Instructions to follow: Show each line from the listing that includes the word "using".

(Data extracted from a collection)
>>>
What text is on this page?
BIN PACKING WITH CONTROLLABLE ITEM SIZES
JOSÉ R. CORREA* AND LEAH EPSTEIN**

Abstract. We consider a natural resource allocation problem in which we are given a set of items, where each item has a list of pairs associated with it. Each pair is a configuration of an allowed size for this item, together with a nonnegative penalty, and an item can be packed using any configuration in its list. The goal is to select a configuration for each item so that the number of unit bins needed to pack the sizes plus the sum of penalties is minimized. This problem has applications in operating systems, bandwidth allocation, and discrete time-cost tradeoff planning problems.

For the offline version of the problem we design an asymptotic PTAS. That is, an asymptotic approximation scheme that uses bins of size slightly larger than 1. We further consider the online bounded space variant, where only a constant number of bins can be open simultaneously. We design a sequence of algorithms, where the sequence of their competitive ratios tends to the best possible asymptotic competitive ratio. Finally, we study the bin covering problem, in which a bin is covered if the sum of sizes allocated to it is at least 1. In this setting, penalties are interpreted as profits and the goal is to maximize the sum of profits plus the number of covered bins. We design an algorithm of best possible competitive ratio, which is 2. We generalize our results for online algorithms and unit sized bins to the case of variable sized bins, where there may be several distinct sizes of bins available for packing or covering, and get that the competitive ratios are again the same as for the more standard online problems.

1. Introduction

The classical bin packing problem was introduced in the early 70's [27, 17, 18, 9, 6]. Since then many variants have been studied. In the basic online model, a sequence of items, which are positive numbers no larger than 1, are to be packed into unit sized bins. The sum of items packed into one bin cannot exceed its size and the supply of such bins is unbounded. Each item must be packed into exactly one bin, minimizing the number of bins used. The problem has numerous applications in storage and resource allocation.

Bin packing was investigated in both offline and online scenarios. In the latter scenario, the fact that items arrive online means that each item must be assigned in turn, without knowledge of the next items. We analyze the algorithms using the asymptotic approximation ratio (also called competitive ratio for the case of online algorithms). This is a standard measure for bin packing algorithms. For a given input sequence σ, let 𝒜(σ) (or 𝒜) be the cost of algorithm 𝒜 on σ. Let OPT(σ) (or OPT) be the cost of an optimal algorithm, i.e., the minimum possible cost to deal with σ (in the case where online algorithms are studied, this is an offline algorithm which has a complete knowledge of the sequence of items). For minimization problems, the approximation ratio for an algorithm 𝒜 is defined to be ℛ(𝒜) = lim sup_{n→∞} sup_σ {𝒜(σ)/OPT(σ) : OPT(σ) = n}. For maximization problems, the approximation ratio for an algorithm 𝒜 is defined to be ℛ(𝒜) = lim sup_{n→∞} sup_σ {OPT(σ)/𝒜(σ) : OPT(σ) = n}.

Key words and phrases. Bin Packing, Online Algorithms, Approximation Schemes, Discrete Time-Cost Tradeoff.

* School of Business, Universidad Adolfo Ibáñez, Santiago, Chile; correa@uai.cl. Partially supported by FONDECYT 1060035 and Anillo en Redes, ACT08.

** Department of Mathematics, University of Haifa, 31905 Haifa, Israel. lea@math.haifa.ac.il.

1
<<<
Answer to the problem:
Abstract. We consider a natural resource allocation problem in which we are given a set of items, where each item has a list of pairs associated with it. Each pair is a configuration of an allowed size for this item, together with a nonnegative penalty, and an item can be packed using any configuration in its list. The goal is to select a configuration for each item so that the number of unit bins needed to pack the sizes plus the sum of penalties is minimized. This problem has applications in operating systems, bandwidth allocation, and discrete time-cost tradeoff planning problems.
Bin packing was investigated in both offline and online scenarios. In the latter scenario, the fact that items arrive online means that each item must be assigned in turn, without knowledge of the next items. We analyze the algorithms using the asymptotic approximation ratio (also called competitive ratio for the case of online algorithms). This is a standard measure for bin packing algorithms. For a given input sequence σ, let 𝒜(σ) (or 𝒜) be the cost of algorithm 𝒜 on σ. Let OPT(σ) (or OPT) be the cost of an optimal algorithm, i.e., the minimum possible cost to deal with σ (in the case where online algorithms are studied, this is an offline algorithm which has a complete knowledge of the sequence of items). For minimization problems, the approximation ratio for an algorithm 𝒜 is defined to be ℛ(𝒜) = lim sup_{n→∞} sup_σ {𝒜(σ)/OPT(σ) : OPT(σ) = n}. For maximization problems, the approximation ratio for an algorithm 𝒜 is defined to be ℛ(𝒜) = lim sup_{n→∞} sup_σ {OPT(σ)/𝒜(σ) : OPT(σ) = n}.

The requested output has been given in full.